**Stated goal**
Find every line in the records below that holds the word "this" and copy it.

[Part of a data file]

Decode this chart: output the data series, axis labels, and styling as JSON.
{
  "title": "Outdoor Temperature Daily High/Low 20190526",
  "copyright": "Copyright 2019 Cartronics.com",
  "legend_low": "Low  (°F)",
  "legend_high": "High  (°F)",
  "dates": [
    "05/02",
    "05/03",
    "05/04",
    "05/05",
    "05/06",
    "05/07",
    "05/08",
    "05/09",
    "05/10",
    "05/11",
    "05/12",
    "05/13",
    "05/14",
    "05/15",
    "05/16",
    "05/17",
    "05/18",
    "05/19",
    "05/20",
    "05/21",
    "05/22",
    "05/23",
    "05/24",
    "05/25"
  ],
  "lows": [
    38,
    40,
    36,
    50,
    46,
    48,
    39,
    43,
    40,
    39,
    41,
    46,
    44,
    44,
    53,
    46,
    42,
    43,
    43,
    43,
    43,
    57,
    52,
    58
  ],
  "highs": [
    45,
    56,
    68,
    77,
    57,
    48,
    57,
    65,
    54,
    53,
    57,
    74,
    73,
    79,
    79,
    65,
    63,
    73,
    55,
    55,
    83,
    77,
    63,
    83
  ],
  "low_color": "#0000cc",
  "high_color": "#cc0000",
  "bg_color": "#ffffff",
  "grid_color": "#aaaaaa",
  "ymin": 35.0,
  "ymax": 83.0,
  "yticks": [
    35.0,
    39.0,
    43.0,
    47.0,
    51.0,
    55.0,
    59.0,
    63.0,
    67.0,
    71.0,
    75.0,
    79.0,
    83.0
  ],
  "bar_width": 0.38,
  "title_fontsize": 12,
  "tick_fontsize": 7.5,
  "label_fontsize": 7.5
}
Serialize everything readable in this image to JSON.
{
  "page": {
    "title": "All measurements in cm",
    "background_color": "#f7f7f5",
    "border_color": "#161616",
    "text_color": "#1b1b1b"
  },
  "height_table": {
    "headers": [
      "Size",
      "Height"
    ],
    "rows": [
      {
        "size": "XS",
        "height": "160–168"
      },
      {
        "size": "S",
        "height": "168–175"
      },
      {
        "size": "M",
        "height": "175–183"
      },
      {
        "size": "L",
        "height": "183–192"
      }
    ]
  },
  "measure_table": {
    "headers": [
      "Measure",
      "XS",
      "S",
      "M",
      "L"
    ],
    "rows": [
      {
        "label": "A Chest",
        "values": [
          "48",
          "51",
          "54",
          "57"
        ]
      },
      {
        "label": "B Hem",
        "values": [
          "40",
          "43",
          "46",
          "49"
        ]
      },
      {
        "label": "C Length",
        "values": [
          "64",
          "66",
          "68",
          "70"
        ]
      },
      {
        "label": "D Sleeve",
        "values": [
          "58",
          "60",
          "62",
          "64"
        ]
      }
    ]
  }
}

**Complete output**
Decode this chart: output the data series, axis labels, and styling as JSON.
Serialize everything readable in this image to JSON.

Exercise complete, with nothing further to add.